Task details:
Exactly as written, please set down all of the entries again, with no pictures.

Source data
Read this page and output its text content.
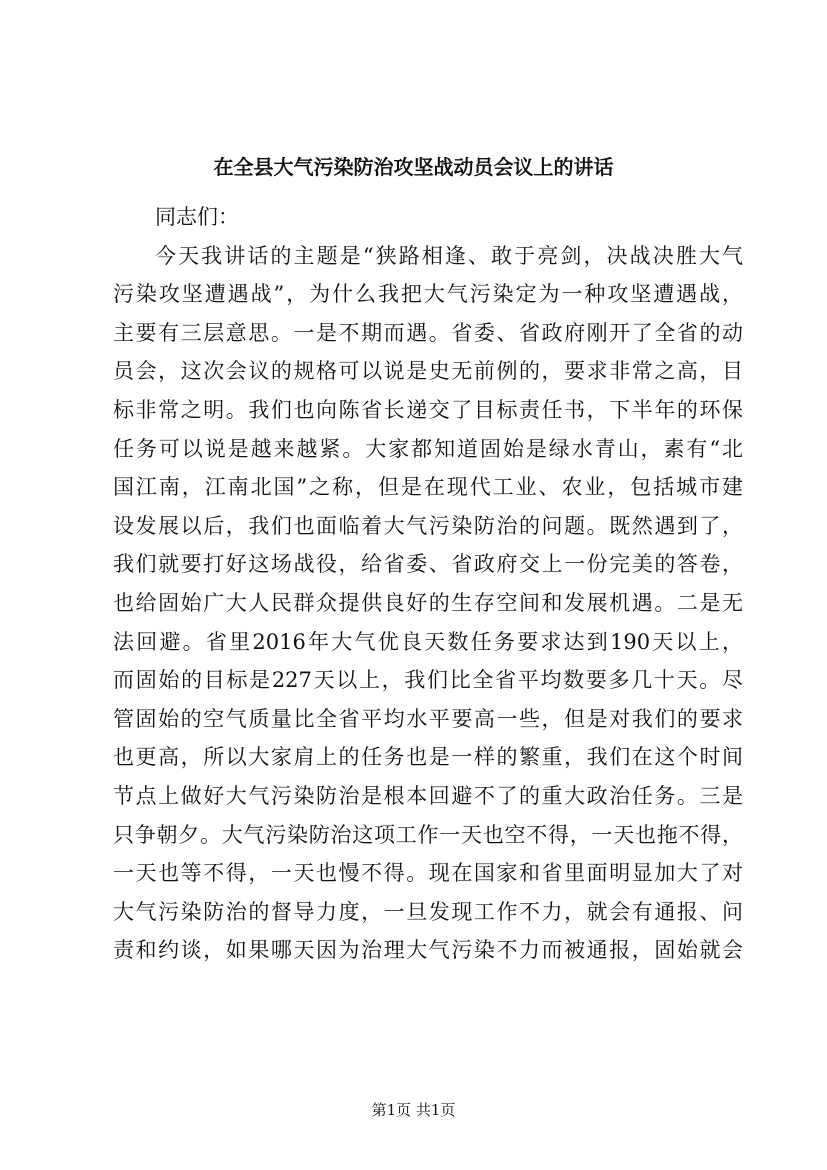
在全县大气污染防治攻坚战动员会议上的讲话
同志们：
今天我讲话的主题是“狭路相逢、敢于亮剑，决战决胜大气
污染攻坚遭遇战”，为什么我把大气污染定为一种攻坚遭遇战，
主要有三层意思。一是不期而遇。省委、省政府刚开了全省的动
员会，这次会议的规格可以说是史无前例的，要求非常之高，目
标非常之明。我们也向陈省长递交了目标责任书，下半年的环保
任务可以说是越来越紧。大家都知道固始是绿水青山，素有“北
国江南，江南北国”之称，但是在现代工业、农业，包括城市建
设发展以后，我们也面临着大气污染防治的问题。既然遇到了，
我们就要打好这场战役，给省委、省政府交上一份完美的答卷，
也给固始广大人民群众提供良好的生存空间和发展机遇。二是无
法回避。省里2016年大气优良天数任务要求达到190天以上，
而固始的目标是227天以上，我们比全省平均数要多几十天。尽
管固始的空气质量比全省平均水平要高一些，但是对我们的要求
也更高，所以大家肩上的任务也是一样的繁重，我们在这个时间
节点上做好大气污染防治是根本回避不了的重大政治任务。三是
只争朝夕。大气污染防治这项工作一天也空不得，一天也拖不得，
一天也等不得，一天也慢不得。现在国家和省里面明显加大了对
大气污染防治的督导力度，一旦发现工作不力，就会有通报、问
责和约谈，如果哪天因为治理大气污染不力而被通报，固始就会
第1页 共1页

Output for this task:
Read this page and output its text content.
在全县大气污染防治攻坚战动员会议上的讲话
同志们：
今天我讲话的主题是“狭路相逢、敢于亮剑，决战决胜大气
污染攻坚遭遇战”，为什么我把大气污染定为一种攻坚遭遇战，
主要有三层意思。一是不期而遇。省委、省政府刚开了全省的动
员会，这次会议的规格可以说是史无前例的，要求非常之高，目
标非常之明。我们也向陈省长递交了目标责任书，下半年的环保
任务可以说是越来越紧。大家都知道固始是绿水青山，素有“北
国江南，江南北国”之称，但是在现代工业、农业，包括城市建
设发展以后，我们也面临着大气污染防治的问题。既然遇到了，
我们就要打好这场战役，给省委、省政府交上一份完美的答卷，
也给固始广大人民群众提供良好的生存空间和发展机遇。二是无
法回避。省里2016年大气优良天数任务要求达到190天以上，
而固始的目标是227天以上，我们比全省平均数要多几十天。尽
管固始的空气质量比全省平均水平要高一些，但是对我们的要求
也更高，所以大家肩上的任务也是一样的繁重，我们在这个时间
节点上做好大气污染防治是根本回避不了的重大政治任务。三是
只争朝夕。大气污染防治这项工作一天也空不得，一天也拖不得，
一天也等不得，一天也慢不得。现在国家和省里面明显加大了对
大气污染防治的督导力度，一旦发现工作不力，就会有通报、问
责和约谈，如果哪天因为治理大气污染不力而被通报，固始就会
第1页 共1页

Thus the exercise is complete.